> _GIVEN PASSAGE_:
## Start
Finally, after enduring Bruce’s tirades, the Almighty, played by Morgan Freeman, responds by appearing before Bruce and offering him the job of God for awhile, while God goes on vacation.  At first, Bruce thinks it’s a prank, but then he begins to test his powers.  Let’s see what happens.

(Show Clip—Bruce entering diner thru his turning on fire hydrant)

If you were God for a day, or a week, or a year, what would you do?  If, by chance, you “got the power,” as we just saw in this clip, how would you handle it?  It’s a good question, and it brings us to our Scripture reading this morning:  Luke 16:1-13.  This is frankly one of the most difficult texts I have ever studied, but together we’re going to work through it, and together we’re going to find some worthy application.

(Read Text)  

The Jesus we meet in the Gospel of Luke has so much to say about money and its use.  In fact, he talks more about money and possessions than he does about heaven and hell and even sex, which we today seemingly obsess over.  Why do you suppose Jesus emphasizes so much what we have in our wallets?   I am convinced it is because there is a fundamental connection between our spiritual lives and how we think about our money and how we use our money: how we earn it, spend it, save it, and give it away.  Often, I think, we believe we can divorce our faith from our finances, but Jesus no doubt sees the two as inseparable.

Here in the 16th chapter of Luke we find two parables about how one deals with money, both beginning with the words, “There was a rich man.”  Next week, Rik Rouquie will lead you in a discussion of the second story, about the negative use of wealth in the story of the rich man and Lazarus. Today’s story, commonly known as the Parable of the Dishonest Manager, however, speaks of a more constructive use of money.

It is a baffling story in many ways, not so cut and dry and warm and fuzzy like some of Luke’s other stories, like the Good Samaritan and the Prodigal Son.  The Bible experts are all over the map in their interpretation on this one.  What is clear in the story is this: a rich man hires a manager, probably a slave, to take care of all his properties.  The manager does a poor job.  The rich man gets ticked off and gives the manager the heave-ho.  “You’re fired” he shouts in a way that would make Donald Trump proud, but at least he gives the manager his two weeks notice.  During that time the manager makes deals with the rich man’s debtors reducing their debt and making some new friends in the process.  Jesus then concludes the story with some lessons about money.  We’ll get to those shortly.
## End
> _DATASET EXTRACT_:
## Start
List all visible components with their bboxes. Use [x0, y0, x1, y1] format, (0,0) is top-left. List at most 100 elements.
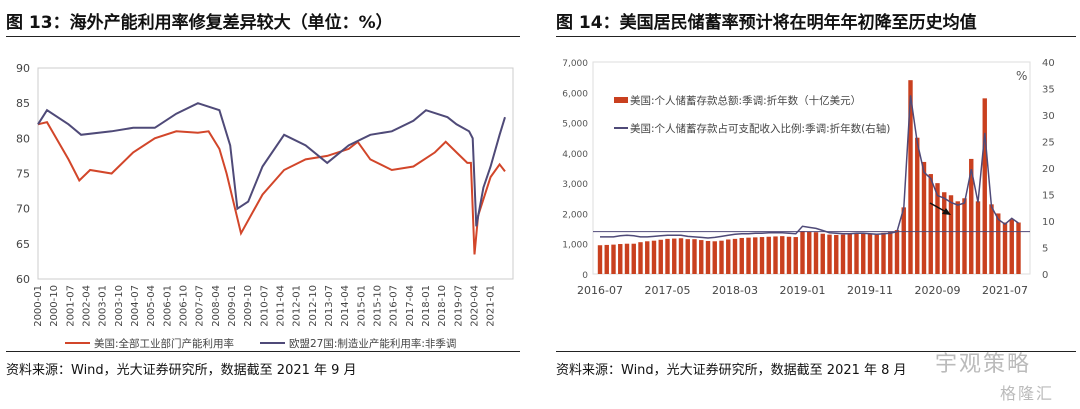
bar	[611, 244, 616, 274]
bar	[651, 240, 657, 274]
bar	[881, 232, 886, 274]
series-line-eu	[37, 102, 506, 227]
bar	[874, 234, 879, 274]
bar	[645, 241, 650, 274]
bar	[800, 230, 805, 274]
x-tick-label: 2007-07	[195, 285, 206, 327]
legend-label: 美国:个人储蓄存款总额:季调:折年数（十亿美元）	[630, 94, 861, 107]
bar	[915, 137, 920, 274]
bar	[604, 244, 609, 274]
x-tick-label: 2011-04	[275, 285, 286, 327]
bar	[685, 239, 690, 274]
bar	[793, 237, 798, 274]
y-left-tick-label: 6,000	[562, 89, 588, 99]
y-tick-label: 80	[16, 132, 30, 145]
bar	[867, 234, 873, 274]
bar	[894, 230, 900, 274]
y-right-tick-label: 10	[1042, 217, 1055, 228]
x-tick-label: 2000-10	[49, 285, 60, 327]
bar	[692, 239, 697, 274]
bar	[989, 204, 994, 274]
bar	[908, 80, 913, 275]
bar	[732, 238, 738, 274]
x-tick-label: 2003-01	[98, 285, 109, 327]
bar	[854, 233, 859, 274]
x-tick-label: 2015-10	[372, 285, 383, 327]
y-right-tick-label: 15	[1042, 191, 1055, 202]
x-tick-label: 2002-04	[81, 285, 92, 327]
right-chart-title: 图 14：美国居民储蓄率预计将在明年年初降至历史均值	[556, 13, 977, 33]
divider	[556, 36, 1076, 37]
y-right-tick-label: 30	[1042, 111, 1055, 122]
bar	[969, 158, 974, 274]
bar	[786, 236, 792, 274]
bar	[658, 239, 663, 274]
bar	[847, 233, 852, 274]
y-left-tick-label: 3,000	[562, 180, 588, 190]
y-tick-label: 85	[16, 97, 30, 110]
bar	[631, 243, 636, 274]
x-tick-label: 2013-07	[324, 285, 335, 327]
y-tick-label: 70	[16, 203, 30, 216]
x-tick-label: 2015-01	[356, 285, 367, 327]
divider	[6, 351, 520, 352]
legend-label: 美国:个人储蓄存款占可支配收入比例:季调:折年数(右轴)	[630, 122, 890, 135]
bar	[820, 233, 825, 274]
x-tick-label: 2018-03	[712, 284, 758, 297]
bar	[705, 240, 711, 274]
x-tick-label: 2021-01	[486, 285, 497, 327]
left-source: 资料来源：Wind，光大证券研究所，数据截至 2021 年 9 月	[6, 363, 357, 378]
y-tick-label: 90	[16, 62, 30, 75]
bar	[678, 238, 684, 274]
x-tick-label: 2003-10	[114, 285, 125, 327]
bar	[753, 237, 758, 274]
legend-label: 美国:全部工业部门产能利用率	[94, 337, 234, 350]
y-left-tick-label: 5,000	[562, 120, 588, 130]
bar	[766, 236, 771, 274]
y-tick-label: 65	[16, 238, 30, 251]
series-line-saving-rate	[600, 95, 1019, 239]
bar	[888, 231, 893, 274]
x-tick-label: 2012-10	[308, 285, 319, 327]
x-tick-label: 2009-01	[227, 285, 238, 327]
bar	[672, 238, 677, 274]
x-tick-label: 2021-07	[982, 284, 1028, 297]
bar	[1016, 222, 1021, 274]
bar	[597, 245, 603, 274]
bar	[948, 195, 954, 274]
bar	[618, 244, 623, 274]
x-tick-label: 2020-09	[915, 284, 961, 297]
y-right-unit: %	[1016, 69, 1027, 83]
bar	[975, 201, 981, 274]
bar	[699, 240, 704, 274]
legend-swatch	[614, 97, 628, 103]
x-tick-label: 2019-01	[780, 284, 826, 297]
x-tick-label: 2017-05	[645, 284, 691, 297]
x-tick-label: 2012-01	[292, 285, 303, 327]
x-tick-label: 2009-10	[243, 285, 254, 327]
plot-area	[592, 61, 1031, 275]
right-source: 资料来源：Wind，光大证券研究所，数据截至 2021 年 8 月	[556, 363, 907, 378]
bar	[901, 207, 906, 274]
divider	[6, 36, 520, 37]
divider	[556, 351, 1076, 352]
bar	[996, 213, 1001, 274]
x-tick-label: 2005-04	[146, 285, 157, 327]
series-line-us	[37, 121, 506, 255]
bar	[861, 233, 866, 274]
bar	[928, 174, 933, 274]
y-left-tick-label: 7,000	[562, 59, 588, 69]
y-right-tick-label: 40	[1042, 58, 1055, 69]
bar	[665, 238, 670, 274]
y-tick-label: 75	[16, 168, 30, 181]
bar	[759, 237, 765, 274]
x-tick-label: 2008-04	[211, 285, 222, 327]
bar	[1002, 222, 1008, 274]
bar	[955, 201, 960, 274]
x-tick-label: 2010-07	[259, 285, 270, 327]
y-right-tick-label: 25	[1042, 138, 1055, 149]
bar	[1009, 219, 1014, 274]
x-tick-label: 2018-01	[421, 285, 432, 327]
bar	[773, 236, 778, 274]
bar	[982, 98, 987, 274]
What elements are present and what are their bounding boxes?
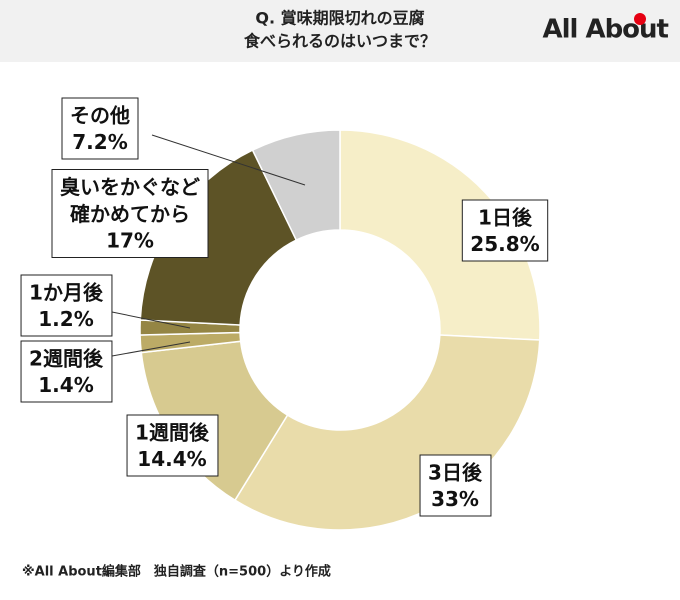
leader-line bbox=[151, 134, 306, 186]
category-label: 1日後 bbox=[478, 205, 533, 229]
category-label: 臭いをかぐなど確かめてから bbox=[60, 175, 200, 226]
chart-title: Q. 賞味期限切れの豆腐 bbox=[255, 9, 424, 28]
logo: All About bbox=[542, 15, 668, 45]
donut-slice bbox=[139, 149, 298, 326]
source-note: ※All About編集部 独自調査（n=500）より作成 bbox=[22, 564, 331, 580]
label-box bbox=[51, 169, 209, 258]
leader-line bbox=[111, 341, 191, 357]
label-box bbox=[419, 454, 492, 517]
value-label: 1.2% bbox=[38, 307, 93, 331]
label-box bbox=[461, 199, 549, 262]
category-label: 1か月後 bbox=[29, 280, 104, 304]
data-label: 1か月後 1.2% bbox=[20, 274, 113, 337]
donut-slice bbox=[251, 129, 341, 242]
donut-slice bbox=[233, 334, 541, 531]
value-label: 14.4% bbox=[137, 447, 206, 471]
category-label: 3日後 bbox=[428, 460, 483, 484]
label-box bbox=[126, 414, 219, 477]
value-label: 1.4% bbox=[38, 373, 93, 397]
logo-dot bbox=[634, 13, 646, 25]
donut-slice bbox=[339, 129, 541, 341]
value-label: 7.2% bbox=[72, 130, 127, 154]
data-label: 臭いをかぐなど確かめてから 17% bbox=[51, 169, 209, 258]
category-label: 2週間後 bbox=[29, 346, 104, 370]
label-box bbox=[20, 274, 113, 337]
label-box bbox=[61, 97, 139, 160]
category-label: その他 bbox=[70, 103, 130, 127]
data-label: 1週間後 14.4% bbox=[126, 414, 219, 477]
data-label: 2週間後 1.4% bbox=[20, 340, 113, 403]
chart-title: 食べられるのはいつまで？ bbox=[243, 32, 436, 51]
header-band bbox=[0, 0, 680, 62]
data-label: 1日後 25.8% bbox=[461, 199, 549, 262]
value-label: 17% bbox=[106, 229, 154, 253]
label-box bbox=[20, 340, 113, 403]
value-label: 33% bbox=[431, 487, 479, 511]
leader-line bbox=[111, 311, 191, 329]
data-label: その他 7.2% bbox=[61, 97, 139, 160]
value-label: 25.8% bbox=[470, 232, 539, 256]
category-label: 1週間後 bbox=[135, 420, 210, 444]
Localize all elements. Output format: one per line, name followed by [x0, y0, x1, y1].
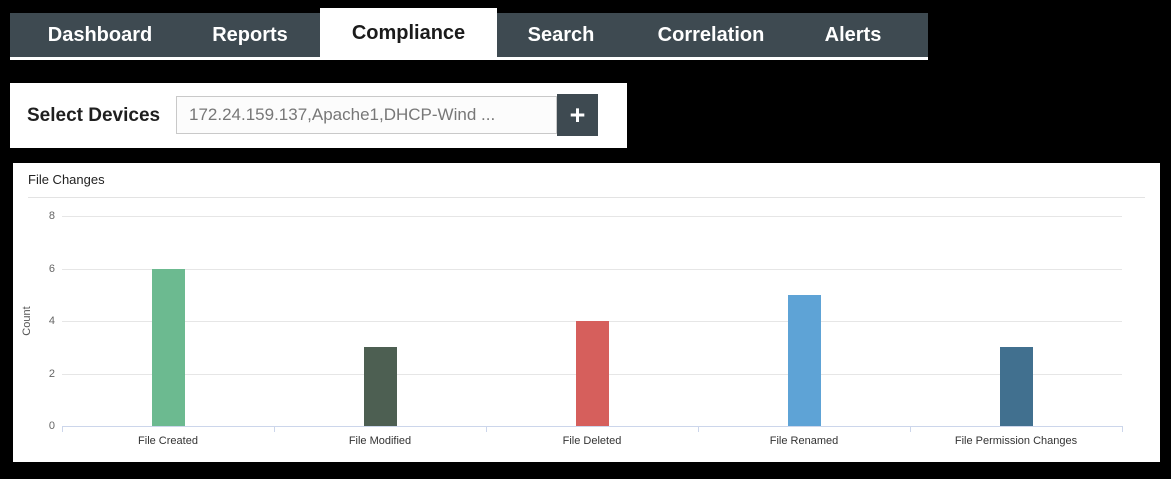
select-devices-label: Select Devices	[27, 105, 161, 126]
tab-dashboard[interactable]: Dashboard	[47, 24, 153, 46]
y-gridline	[62, 216, 1122, 217]
add-device-button[interactable]: +	[557, 94, 598, 136]
bar-file-modified[interactable]	[363, 347, 397, 426]
x-axis-tick	[698, 426, 699, 432]
x-category-label: File Renamed	[769, 435, 839, 447]
x-category-label: File Permission Changes	[954, 435, 1078, 447]
x-axis-tick	[274, 426, 275, 432]
bar-file-renamed[interactable]	[787, 294, 821, 426]
y-tick-label: 0	[48, 420, 55, 432]
x-axis-tick	[62, 426, 63, 432]
tab-compliance[interactable]: Compliance	[320, 8, 497, 60]
top-navbar: Dashboard Reports Compliance Search Corr…	[10, 8, 928, 60]
y-tick-label: 8	[48, 210, 55, 222]
chart-title: File Changes	[28, 172, 105, 187]
bar-file-deleted[interactable]	[575, 321, 609, 426]
x-category-label: File Created	[138, 435, 198, 447]
device-selector-panel: Select Devices +	[10, 83, 627, 148]
tab-search[interactable]: Search	[527, 24, 595, 46]
y-axis-title: Count	[21, 306, 33, 336]
bar-chart-plot: 0 2 4 6 8 File Created File Modified File Delet…	[13, 163, 1160, 462]
chart-title-divider	[28, 197, 1145, 198]
device-list-input[interactable]	[176, 96, 557, 134]
y-tick-label: 4	[48, 315, 55, 327]
y-tick-label: 2	[48, 367, 55, 380]
x-axis-line	[62, 426, 1122, 427]
file-changes-chart-panel: File Changes 0 2 4 6 8 File Created File Modif…	[13, 163, 1160, 462]
x-axis-tick	[486, 426, 487, 432]
bar-file-created[interactable]	[151, 268, 185, 426]
x-axis-tick	[910, 426, 911, 432]
tab-reports[interactable]: Reports	[212, 24, 288, 46]
tab-correlation[interactable]: Correlation	[657, 24, 765, 46]
y-tick-label: 6	[48, 262, 55, 275]
bar-file-permission-changes[interactable]	[999, 347, 1033, 426]
x-category-label: File Deleted	[562, 435, 622, 447]
y-gridline	[62, 268, 1122, 270]
tab-alerts[interactable]: Alerts	[824, 24, 882, 46]
x-category-label: File Modified	[348, 435, 412, 447]
x-axis-tick	[1122, 426, 1123, 432]
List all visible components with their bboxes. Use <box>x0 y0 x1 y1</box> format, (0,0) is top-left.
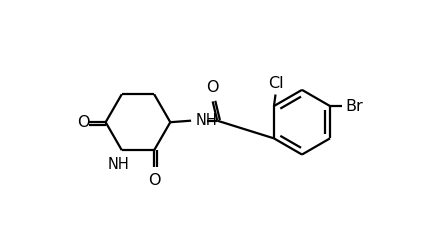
Text: O: O <box>206 80 218 95</box>
Text: O: O <box>148 173 160 188</box>
Text: Cl: Cl <box>268 76 284 91</box>
Text: NH: NH <box>196 113 217 128</box>
Text: O: O <box>77 115 90 130</box>
Text: Br: Br <box>345 98 363 113</box>
Text: NH: NH <box>108 157 129 172</box>
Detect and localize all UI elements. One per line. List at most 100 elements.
## End
> _GIVEN TASK A_:
In the records, lay out as a JSON list of strings the lines from the line with "244, 616, 274]" up to and including the line with "137, 920, 274]", one string per line and blank lines left out.
> _GIVEN TASK B_:
Proceed with the sermon on Luke 16:1-13 from where it stops.

> _RESPONSE A_:
[
  "bar\t[611, 244, 616, 274]",
  "bar\t[651, 240, 657, 274]",
  "bar\t[881, 232, 886, 274]",
  "series-line-eu\t[37, 102, 506, 227]",
  "bar\t[874, 234, 879, 274]",
  "bar\t[645, 241, 650, 274]",
  "bar\t[800, 230, 805, 274]",
  "x-tick-label: 2007-07\t[195, 285, 206, 327]",
  "legend-label: 美国:个人储蓄存款总额:季调:折年数（十亿美元）\t[630, 94, 861, 107]",
  "bar\t[915, 137, 920, 274]"
]

> _RESPONSE B_:
But what is unclear in this story is what the manager is up to: When he squanders the master’s property, is he embezzling from the rich man’s estate or is he simply mismanaging it?  In other words, is he unethical or simply incompetent?  Is he a criminal or just a bad manager?  What is also unclear in this story is how Jesus could have the master—the rich man—actually commend the dishonesty of the manager?  Is that what he’s doing?  In this era of corporate shenanigans and politicking run amuck, surely Jesus here could not be praising dishonesty, could he? 

There is no question that the manager in this parable is acting out of self-preservation.  He is spending his last days on the job networking and doing favors and lessening debts and making new friends.  He doesn’t want to be a ditch digger or a beggar to survive.  He likes his life in middle management and doesn’t want to give it up.   He’s shrewd, creative, entrepreneurial, occasionally backstabbing, and doing what it takes to climb the corporate ladder and survive among the corporate sharks of the world.  He’s a little shady, and this character, this rascal, receive a commendation from the master for his shrewd investing!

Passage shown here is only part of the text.